La palabra de Jesús, tiene poder de recreación. Recrea cuanto se ha quebrado. Cuando es mayor el peso de la culpa que la gracia que nos viene de Dios, algo no va bien en nuestra fe. El perdón de Dios no puede dejarnos anclados en la culpa; al contrario, ha de restituir nuestra dignidad, y alzarnos en pie dando gracias a Dios por ello.

Martes de la XXII Semana del Tiempo Ordinario

Lc 4, 31-37

El evangelio vuelve a recordarnos la admiración de las gentes de Cafarnaúm ante el milagro que han contemplado. Jesús está comenzando su ministerio público.

El evangelio de hoy incide en un aspecto fundamental de Jesús: su bondad. El milagro, expulsar un demonio, no debe llevarnos a la discusión de cuál podía ser la enfermedad-posesión de aquel hombre. Lo que nos importa es ver que Jesús, además de hablar del Reino, siempre tiene gestos de cercanía y misericordia con aquellos que sufren el mal en sus vidas.

● **Extracto de datos**
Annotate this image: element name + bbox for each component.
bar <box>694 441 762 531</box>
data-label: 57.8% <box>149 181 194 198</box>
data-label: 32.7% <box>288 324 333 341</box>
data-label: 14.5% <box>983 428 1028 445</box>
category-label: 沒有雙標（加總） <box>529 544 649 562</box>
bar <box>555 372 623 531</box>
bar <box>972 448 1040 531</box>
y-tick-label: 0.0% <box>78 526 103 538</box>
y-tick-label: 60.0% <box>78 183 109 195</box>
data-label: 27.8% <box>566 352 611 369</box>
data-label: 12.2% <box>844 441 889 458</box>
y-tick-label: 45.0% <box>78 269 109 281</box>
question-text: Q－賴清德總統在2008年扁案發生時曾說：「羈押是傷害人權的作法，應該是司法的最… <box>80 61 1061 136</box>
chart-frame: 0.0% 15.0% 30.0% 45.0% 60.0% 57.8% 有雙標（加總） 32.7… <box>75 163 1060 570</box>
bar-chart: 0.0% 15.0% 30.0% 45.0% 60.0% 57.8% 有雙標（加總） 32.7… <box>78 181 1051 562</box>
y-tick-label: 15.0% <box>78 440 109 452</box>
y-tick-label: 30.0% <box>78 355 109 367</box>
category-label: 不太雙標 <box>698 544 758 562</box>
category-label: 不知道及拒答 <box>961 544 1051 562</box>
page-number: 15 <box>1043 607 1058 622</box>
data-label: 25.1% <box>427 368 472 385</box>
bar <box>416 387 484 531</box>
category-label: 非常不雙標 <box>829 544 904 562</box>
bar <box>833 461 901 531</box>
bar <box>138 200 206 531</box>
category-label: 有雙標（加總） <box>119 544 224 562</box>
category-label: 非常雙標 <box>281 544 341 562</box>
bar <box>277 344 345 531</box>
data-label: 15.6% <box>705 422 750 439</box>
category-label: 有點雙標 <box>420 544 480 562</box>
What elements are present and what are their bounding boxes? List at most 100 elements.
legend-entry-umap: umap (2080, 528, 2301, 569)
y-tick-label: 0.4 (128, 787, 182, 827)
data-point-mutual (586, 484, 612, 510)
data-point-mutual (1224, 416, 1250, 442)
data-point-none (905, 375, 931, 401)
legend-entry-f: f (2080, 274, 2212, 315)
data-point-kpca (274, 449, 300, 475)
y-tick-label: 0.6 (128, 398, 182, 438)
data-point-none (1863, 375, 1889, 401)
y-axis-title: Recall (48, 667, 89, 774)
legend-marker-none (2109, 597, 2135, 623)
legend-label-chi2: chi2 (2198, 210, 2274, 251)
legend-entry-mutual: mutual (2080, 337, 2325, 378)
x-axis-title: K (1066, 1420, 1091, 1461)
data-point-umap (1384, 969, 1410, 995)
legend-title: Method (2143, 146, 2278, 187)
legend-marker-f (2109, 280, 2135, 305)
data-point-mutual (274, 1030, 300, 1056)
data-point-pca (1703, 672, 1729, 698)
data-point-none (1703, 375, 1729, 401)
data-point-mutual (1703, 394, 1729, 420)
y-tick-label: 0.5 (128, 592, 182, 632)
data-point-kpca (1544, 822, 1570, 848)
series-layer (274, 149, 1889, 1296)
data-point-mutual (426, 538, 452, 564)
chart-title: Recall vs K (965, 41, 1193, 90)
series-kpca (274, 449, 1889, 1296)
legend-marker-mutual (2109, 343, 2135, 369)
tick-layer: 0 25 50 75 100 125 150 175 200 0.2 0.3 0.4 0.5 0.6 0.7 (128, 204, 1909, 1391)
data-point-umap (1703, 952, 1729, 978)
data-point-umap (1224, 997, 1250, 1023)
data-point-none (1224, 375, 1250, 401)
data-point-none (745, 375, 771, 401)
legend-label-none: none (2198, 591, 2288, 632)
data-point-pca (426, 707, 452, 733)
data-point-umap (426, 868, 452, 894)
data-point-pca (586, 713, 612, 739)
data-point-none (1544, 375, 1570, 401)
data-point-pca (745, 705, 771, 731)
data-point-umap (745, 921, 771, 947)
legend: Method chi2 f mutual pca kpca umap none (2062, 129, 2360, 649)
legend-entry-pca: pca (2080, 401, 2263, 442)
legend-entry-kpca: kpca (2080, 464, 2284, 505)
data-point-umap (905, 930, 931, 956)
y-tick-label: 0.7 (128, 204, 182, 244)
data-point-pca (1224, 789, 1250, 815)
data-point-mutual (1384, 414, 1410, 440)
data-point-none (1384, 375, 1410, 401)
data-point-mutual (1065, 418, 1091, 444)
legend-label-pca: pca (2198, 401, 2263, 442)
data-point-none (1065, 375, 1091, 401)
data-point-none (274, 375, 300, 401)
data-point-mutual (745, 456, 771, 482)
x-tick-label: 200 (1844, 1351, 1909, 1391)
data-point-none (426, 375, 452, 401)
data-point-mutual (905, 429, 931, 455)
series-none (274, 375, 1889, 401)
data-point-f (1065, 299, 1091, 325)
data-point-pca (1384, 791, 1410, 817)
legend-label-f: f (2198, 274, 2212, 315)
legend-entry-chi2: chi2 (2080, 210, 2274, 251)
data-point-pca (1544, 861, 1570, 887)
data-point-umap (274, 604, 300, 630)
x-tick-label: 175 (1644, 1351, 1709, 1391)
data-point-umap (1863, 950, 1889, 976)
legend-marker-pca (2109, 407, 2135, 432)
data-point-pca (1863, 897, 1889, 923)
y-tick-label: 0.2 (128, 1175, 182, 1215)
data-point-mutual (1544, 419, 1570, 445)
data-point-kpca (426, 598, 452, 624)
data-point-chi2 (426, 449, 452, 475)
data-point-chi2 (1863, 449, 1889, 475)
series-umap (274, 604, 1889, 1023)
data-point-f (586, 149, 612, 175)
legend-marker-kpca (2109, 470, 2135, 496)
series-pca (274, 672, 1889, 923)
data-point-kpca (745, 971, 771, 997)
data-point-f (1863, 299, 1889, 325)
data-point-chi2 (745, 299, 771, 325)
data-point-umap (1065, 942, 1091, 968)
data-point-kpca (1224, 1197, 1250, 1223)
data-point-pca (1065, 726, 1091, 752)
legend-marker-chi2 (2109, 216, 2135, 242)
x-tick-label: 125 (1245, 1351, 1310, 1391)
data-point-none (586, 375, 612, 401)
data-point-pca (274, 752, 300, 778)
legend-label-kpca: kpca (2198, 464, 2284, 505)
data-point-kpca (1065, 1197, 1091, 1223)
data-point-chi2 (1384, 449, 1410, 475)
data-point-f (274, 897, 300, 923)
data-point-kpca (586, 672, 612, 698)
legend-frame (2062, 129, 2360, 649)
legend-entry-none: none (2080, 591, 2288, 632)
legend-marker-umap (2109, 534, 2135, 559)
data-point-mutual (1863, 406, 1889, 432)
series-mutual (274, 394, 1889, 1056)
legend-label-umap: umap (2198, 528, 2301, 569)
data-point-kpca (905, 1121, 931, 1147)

● **Lista de actividades**
1: Imprima, del comentario sobre el evangelio, todo el texto que va desde "Martes de la" hasta "en sus vidas.".
2: Indique si cada afirmación concuerda con el comentario sobre el evangelio; responda sí o no y cite las palabras del texto que lo deciden. (a) Jesús está comenzando su ministerio público. (b) El milagro debe llevarnos a discutir cuál podía ser la enfermedad-posesión de aquel hombre. (c) El perdón de Dios debe dejarnos anclados en la culpa.

● **Respuestas del ejercicio**
1:
Martes de la XXII Semana del Tiempo Ordinario

Lc 4, 31-37

El evangelio vuelve a recordarnos la admiración de las gentes de Cafarnaúm ante el milagro que han contemplado. Jesús está comenzando su ministerio público.

El evangelio de hoy incide en un aspecto fundamental de Jesús: su bondad. El milagro, expulsar un demonio, no debe llevarnos a la discusión de cuál podía ser la enfermedad-posesión de aquel hombre. Lo que nos importa es ver que Jesús, además de hablar del Reino, siempre tiene gestos de cercanía y misericordia con aquellos que sufren el mal en sus vidas.

2:
(a) Sí: "Jesús está comenzando su ministerio público."
(b) No: "no debe llevarnos a la discusión de cuál podía ser la enfermedad-posesión de aquel hombre."
(c) No: "El perdón de Dios no puede dejarnos anclados en la culpa".